- _PROBLEM_:
Rewrite the material below with every instance of "bar-highlight" replaced by "bar-top-edge", leaving everything else unchanged.

- _DATASET_:

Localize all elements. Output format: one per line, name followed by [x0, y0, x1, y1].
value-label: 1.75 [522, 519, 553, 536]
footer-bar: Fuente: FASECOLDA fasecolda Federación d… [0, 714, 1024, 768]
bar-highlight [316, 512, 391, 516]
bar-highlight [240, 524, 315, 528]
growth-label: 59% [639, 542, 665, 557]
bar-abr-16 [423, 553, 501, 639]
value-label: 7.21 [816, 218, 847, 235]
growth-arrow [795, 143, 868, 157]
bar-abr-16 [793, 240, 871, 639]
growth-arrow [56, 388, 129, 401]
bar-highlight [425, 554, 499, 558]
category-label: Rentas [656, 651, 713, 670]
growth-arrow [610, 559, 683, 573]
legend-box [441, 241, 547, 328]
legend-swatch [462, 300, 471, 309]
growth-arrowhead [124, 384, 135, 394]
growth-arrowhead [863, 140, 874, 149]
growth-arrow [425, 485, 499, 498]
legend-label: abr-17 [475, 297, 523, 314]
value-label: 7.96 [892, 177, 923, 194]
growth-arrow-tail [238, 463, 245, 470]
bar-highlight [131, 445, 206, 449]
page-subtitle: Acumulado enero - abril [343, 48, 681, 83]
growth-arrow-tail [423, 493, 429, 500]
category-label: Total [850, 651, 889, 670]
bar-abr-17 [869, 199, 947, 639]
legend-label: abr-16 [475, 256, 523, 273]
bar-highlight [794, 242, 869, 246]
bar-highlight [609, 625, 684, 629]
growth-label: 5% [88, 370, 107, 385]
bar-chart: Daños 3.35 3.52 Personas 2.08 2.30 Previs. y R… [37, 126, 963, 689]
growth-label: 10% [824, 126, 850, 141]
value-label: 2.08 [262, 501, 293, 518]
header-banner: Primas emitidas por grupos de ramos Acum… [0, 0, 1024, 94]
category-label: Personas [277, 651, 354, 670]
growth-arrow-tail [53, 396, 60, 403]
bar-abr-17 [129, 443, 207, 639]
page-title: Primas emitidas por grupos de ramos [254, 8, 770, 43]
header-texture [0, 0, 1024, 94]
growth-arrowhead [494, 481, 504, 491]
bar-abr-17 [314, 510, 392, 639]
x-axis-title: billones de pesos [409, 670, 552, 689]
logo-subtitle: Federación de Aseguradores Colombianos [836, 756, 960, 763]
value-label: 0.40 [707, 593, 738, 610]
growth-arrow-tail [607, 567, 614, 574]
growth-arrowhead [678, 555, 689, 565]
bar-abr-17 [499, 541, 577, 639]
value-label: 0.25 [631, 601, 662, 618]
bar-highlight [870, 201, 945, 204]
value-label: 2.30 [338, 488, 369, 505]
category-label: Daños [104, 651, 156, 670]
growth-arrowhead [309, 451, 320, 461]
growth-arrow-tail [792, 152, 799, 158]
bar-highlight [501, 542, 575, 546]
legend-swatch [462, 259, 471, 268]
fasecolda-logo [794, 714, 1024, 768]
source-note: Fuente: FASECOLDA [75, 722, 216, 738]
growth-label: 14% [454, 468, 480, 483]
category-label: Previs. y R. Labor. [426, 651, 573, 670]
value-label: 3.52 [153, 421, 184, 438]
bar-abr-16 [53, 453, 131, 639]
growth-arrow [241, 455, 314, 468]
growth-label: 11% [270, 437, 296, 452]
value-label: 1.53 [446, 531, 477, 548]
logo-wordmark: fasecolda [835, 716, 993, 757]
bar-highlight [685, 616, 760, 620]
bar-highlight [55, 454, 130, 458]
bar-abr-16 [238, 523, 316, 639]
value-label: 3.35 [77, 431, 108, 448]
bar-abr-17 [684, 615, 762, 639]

- _RESULT OF THIS TASK_:
Localize all elements. Output format: one per line, name followed by [x0, y0, x1, y1].
value-label: 1.75 [522, 519, 553, 536]
footer-bar: Fuente: FASECOLDA fasecolda Federación d… [0, 714, 1024, 768]
bar-top-edge [316, 512, 391, 516]
bar-top-edge [240, 524, 315, 528]
growth-label: 59% [639, 542, 665, 557]
bar-abr-16 [423, 553, 501, 639]
value-label: 7.21 [816, 218, 847, 235]
growth-arrow [795, 143, 868, 157]
bar-abr-16 [793, 240, 871, 639]
growth-arrow [56, 388, 129, 401]
bar-top-edge [425, 554, 499, 558]
category-label: Rentas [656, 651, 713, 670]
growth-arrow [610, 559, 683, 573]
legend-box [441, 241, 547, 328]
legend-swatch [462, 300, 471, 309]
growth-arrowhead [124, 384, 135, 394]
growth-arrowhead [863, 140, 874, 149]
growth-arrow [425, 485, 499, 498]
legend-label: abr-17 [475, 297, 523, 314]
value-label: 7.96 [892, 177, 923, 194]
growth-arrow-tail [238, 463, 245, 470]
bar-top-edge [131, 445, 206, 449]
page-subtitle: Acumulado enero - abril [343, 48, 681, 83]
growth-arrow-tail [423, 493, 429, 500]
category-label: Total [850, 651, 889, 670]
bar-abr-17 [869, 199, 947, 639]
legend-label: abr-16 [475, 256, 523, 273]
bar-top-edge [794, 242, 869, 246]
bar-top-edge [609, 625, 684, 629]
growth-label: 5% [88, 370, 107, 385]
bar-chart: Daños 3.35 3.52 Personas 2.08 2.30 Previs. y R… [37, 126, 963, 689]
growth-label: 10% [824, 126, 850, 141]
value-label: 2.08 [262, 501, 293, 518]
header-banner: Primas emitidas por grupos de ramos Acum… [0, 0, 1024, 94]
category-label: Personas [277, 651, 354, 670]
growth-arrow-tail [53, 396, 60, 403]
bar-abr-17 [129, 443, 207, 639]
page-title: Primas emitidas por grupos de ramos [254, 8, 770, 43]
header-texture [0, 0, 1024, 94]
growth-arrowhead [494, 481, 504, 491]
bar-abr-17 [314, 510, 392, 639]
x-axis-title: billones de pesos [409, 670, 552, 689]
logo-subtitle: Federación de Aseguradores Colombianos [836, 756, 960, 763]
value-label: 0.40 [707, 593, 738, 610]
growth-arrow-tail [607, 567, 614, 574]
growth-arrowhead [678, 555, 689, 565]
bar-abr-17 [499, 541, 577, 639]
value-label: 0.25 [631, 601, 662, 618]
bar-top-edge [870, 201, 945, 204]
value-label: 2.30 [338, 488, 369, 505]
category-label: Daños [104, 651, 156, 670]
growth-arrowhead [309, 451, 320, 461]
growth-arrow-tail [792, 152, 799, 158]
bar-top-edge [501, 542, 575, 546]
legend-swatch [462, 259, 471, 268]
fasecolda-logo [794, 714, 1024, 768]
source-note: Fuente: FASECOLDA [75, 722, 216, 738]
growth-label: 14% [454, 468, 480, 483]
category-label: Previs. y R. Labor. [426, 651, 573, 670]
value-label: 3.52 [153, 421, 184, 438]
bar-abr-16 [53, 453, 131, 639]
growth-arrow [241, 455, 314, 468]
growth-label: 11% [270, 437, 296, 452]
value-label: 1.53 [446, 531, 477, 548]
logo-wordmark: fasecolda [835, 716, 993, 757]
bar-top-edge [685, 616, 760, 620]
bar-top-edge [55, 454, 130, 458]
bar-abr-16 [238, 523, 316, 639]
value-label: 3.35 [77, 431, 108, 448]
bar-abr-17 [684, 615, 762, 639]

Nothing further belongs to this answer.